### The problem
Could you reproduce the items below verbatim, starting at their very first line and ending with the line containing "button[interactable]: Toggle Hide icon", both ends included?

### Task inputs
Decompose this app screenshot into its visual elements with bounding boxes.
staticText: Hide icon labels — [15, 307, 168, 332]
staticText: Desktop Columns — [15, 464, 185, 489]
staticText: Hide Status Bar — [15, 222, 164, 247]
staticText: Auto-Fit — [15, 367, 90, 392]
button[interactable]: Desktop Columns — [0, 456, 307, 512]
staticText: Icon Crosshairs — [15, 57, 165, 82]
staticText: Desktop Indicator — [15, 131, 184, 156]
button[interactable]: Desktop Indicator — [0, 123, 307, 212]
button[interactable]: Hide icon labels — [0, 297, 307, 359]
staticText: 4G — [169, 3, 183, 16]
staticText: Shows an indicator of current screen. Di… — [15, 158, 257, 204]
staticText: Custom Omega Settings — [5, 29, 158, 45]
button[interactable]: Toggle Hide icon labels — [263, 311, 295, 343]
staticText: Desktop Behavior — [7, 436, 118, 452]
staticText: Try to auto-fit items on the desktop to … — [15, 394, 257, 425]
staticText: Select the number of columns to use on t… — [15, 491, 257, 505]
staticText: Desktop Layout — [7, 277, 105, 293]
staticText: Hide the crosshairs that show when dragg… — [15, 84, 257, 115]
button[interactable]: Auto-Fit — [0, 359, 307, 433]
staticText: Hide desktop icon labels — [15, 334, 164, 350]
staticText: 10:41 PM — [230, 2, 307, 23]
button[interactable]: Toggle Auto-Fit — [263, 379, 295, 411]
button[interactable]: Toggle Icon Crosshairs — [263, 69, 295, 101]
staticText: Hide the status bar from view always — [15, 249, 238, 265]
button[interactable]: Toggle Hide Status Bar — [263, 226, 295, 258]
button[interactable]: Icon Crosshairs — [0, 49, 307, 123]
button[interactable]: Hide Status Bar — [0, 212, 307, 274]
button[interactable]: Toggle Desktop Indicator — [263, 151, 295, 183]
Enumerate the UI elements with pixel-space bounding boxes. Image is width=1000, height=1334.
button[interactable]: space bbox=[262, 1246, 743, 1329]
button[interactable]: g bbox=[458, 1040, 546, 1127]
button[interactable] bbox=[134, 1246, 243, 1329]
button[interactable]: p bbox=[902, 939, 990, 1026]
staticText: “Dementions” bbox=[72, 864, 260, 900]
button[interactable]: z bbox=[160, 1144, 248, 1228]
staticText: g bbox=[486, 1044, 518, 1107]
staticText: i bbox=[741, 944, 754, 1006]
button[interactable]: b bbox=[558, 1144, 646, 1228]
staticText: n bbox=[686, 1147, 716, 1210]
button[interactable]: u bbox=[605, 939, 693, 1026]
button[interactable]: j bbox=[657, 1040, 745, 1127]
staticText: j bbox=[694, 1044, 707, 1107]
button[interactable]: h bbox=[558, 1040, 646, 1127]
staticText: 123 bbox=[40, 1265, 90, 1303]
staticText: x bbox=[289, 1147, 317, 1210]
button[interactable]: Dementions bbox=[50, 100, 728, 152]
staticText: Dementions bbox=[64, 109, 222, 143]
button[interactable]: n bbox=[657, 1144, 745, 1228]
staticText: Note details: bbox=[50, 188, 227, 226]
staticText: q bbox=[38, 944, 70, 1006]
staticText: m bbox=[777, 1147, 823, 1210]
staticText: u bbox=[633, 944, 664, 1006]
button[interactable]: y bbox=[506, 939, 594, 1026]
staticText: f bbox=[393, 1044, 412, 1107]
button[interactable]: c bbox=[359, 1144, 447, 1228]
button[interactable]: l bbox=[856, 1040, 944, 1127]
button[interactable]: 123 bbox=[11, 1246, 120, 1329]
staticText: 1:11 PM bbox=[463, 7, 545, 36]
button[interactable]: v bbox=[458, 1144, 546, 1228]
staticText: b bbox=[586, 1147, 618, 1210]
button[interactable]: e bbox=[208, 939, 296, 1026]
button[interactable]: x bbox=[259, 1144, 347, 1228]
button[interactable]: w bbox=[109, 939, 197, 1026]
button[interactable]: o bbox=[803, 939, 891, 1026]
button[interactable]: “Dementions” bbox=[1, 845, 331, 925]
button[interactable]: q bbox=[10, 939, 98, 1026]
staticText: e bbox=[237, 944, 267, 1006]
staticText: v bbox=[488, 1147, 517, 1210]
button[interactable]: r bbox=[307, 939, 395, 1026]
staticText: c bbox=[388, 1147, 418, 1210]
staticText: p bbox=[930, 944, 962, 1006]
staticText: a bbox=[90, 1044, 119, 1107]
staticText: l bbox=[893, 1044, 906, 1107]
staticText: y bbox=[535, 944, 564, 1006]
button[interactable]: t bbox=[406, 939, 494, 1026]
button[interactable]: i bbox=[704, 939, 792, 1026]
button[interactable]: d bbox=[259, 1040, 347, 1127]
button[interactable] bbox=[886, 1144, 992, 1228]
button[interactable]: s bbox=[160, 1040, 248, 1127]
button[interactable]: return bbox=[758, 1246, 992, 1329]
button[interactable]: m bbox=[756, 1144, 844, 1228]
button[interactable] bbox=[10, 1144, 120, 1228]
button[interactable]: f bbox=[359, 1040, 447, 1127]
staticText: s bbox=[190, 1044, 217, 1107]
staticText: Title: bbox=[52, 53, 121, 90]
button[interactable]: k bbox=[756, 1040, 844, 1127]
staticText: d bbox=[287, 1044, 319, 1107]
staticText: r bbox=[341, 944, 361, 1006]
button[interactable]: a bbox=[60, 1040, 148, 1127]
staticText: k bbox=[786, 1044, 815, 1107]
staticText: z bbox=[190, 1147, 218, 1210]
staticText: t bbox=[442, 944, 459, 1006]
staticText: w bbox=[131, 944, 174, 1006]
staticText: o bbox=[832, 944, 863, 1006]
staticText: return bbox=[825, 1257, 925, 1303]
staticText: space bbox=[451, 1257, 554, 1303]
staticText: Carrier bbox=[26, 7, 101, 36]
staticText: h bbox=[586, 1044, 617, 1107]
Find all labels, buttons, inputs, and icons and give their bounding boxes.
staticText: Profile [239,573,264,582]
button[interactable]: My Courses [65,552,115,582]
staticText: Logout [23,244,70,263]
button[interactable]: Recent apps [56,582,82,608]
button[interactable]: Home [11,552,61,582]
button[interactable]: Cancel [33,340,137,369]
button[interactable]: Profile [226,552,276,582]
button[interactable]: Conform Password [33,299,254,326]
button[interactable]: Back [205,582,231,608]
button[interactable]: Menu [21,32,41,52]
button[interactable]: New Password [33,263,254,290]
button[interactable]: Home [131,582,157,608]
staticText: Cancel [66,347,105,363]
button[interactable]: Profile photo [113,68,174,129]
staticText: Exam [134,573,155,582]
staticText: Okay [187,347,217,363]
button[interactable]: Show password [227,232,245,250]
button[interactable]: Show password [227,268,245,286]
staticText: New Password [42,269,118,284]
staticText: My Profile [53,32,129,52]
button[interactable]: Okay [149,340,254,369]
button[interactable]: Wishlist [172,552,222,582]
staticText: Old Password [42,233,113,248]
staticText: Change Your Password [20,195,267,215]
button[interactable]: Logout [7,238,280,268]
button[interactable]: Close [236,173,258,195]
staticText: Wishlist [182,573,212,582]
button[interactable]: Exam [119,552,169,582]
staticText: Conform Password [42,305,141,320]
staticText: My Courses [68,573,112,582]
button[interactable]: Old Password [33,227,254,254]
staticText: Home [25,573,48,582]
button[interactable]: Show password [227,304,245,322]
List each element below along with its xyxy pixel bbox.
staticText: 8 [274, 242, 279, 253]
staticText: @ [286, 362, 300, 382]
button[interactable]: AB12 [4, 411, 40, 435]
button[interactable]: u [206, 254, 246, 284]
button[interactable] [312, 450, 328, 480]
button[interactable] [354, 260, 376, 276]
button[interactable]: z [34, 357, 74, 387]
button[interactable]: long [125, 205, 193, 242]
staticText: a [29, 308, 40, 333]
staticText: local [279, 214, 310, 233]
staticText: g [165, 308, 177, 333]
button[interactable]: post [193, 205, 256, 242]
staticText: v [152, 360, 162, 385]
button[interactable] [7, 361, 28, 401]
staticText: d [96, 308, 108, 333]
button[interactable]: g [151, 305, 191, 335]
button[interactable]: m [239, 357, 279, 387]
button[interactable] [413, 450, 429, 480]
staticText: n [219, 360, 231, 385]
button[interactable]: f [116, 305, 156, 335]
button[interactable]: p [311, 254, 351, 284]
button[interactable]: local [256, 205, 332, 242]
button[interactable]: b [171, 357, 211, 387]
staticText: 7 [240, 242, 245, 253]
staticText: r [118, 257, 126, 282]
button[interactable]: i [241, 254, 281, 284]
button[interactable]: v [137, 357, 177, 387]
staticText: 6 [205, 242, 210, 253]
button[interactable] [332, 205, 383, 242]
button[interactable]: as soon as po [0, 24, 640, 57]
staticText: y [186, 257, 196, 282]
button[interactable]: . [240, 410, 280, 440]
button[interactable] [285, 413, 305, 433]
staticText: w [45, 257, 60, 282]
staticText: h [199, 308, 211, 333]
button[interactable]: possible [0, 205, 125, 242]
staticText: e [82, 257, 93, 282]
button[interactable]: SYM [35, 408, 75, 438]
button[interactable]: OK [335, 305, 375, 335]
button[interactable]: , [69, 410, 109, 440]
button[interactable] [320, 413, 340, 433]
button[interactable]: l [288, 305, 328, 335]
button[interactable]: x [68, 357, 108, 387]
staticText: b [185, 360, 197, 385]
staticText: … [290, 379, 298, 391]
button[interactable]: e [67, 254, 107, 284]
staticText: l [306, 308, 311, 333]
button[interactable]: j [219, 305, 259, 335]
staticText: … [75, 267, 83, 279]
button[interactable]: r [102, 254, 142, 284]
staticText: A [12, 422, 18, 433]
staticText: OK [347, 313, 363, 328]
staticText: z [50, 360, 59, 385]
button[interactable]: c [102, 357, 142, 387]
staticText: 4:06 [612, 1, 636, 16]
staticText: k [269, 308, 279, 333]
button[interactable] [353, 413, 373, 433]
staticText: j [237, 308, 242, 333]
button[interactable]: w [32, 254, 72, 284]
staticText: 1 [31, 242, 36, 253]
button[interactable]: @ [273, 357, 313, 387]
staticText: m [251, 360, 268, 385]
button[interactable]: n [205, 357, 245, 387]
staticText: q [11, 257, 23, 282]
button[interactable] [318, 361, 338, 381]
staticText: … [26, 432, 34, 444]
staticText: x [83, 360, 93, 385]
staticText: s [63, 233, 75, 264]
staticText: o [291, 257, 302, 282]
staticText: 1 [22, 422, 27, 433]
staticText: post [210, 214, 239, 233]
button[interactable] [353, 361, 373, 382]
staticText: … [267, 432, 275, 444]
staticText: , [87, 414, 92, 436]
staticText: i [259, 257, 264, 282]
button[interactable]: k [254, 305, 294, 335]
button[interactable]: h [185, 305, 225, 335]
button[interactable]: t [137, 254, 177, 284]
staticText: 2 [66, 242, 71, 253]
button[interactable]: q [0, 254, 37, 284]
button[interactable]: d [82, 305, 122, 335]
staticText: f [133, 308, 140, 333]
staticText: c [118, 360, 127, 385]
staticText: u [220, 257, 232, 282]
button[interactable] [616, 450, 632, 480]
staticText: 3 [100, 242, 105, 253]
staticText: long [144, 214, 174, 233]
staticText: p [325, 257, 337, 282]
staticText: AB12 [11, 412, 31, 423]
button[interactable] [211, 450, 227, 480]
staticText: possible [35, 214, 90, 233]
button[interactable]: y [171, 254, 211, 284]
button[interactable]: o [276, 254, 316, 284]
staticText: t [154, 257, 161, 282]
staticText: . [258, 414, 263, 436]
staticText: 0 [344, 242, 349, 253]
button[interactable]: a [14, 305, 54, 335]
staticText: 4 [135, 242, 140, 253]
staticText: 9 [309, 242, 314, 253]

### The response
Decompose this app screenshot into its visual elements with bounding boxes.
staticText: Hide icon labels — [15, 307, 168, 332]
staticText: Desktop Columns — [15, 464, 185, 489]
staticText: Hide Status Bar — [15, 222, 164, 247]
staticText: Auto-Fit — [15, 367, 90, 392]
button[interactable]: Desktop Columns — [0, 456, 307, 512]
staticText: Icon Crosshairs — [15, 57, 165, 82]
staticText: Desktop Indicator — [15, 131, 184, 156]
button[interactable]: Desktop Indicator — [0, 123, 307, 212]
button[interactable]: Hide icon labels — [0, 297, 307, 359]
staticText: 4G — [169, 3, 183, 16]
staticText: Shows an indicator of current screen. Di… — [15, 158, 257, 204]
staticText: Custom Omega Settings — [5, 29, 158, 45]
button[interactable]: Toggle Hide icon labels — [263, 311, 295, 343]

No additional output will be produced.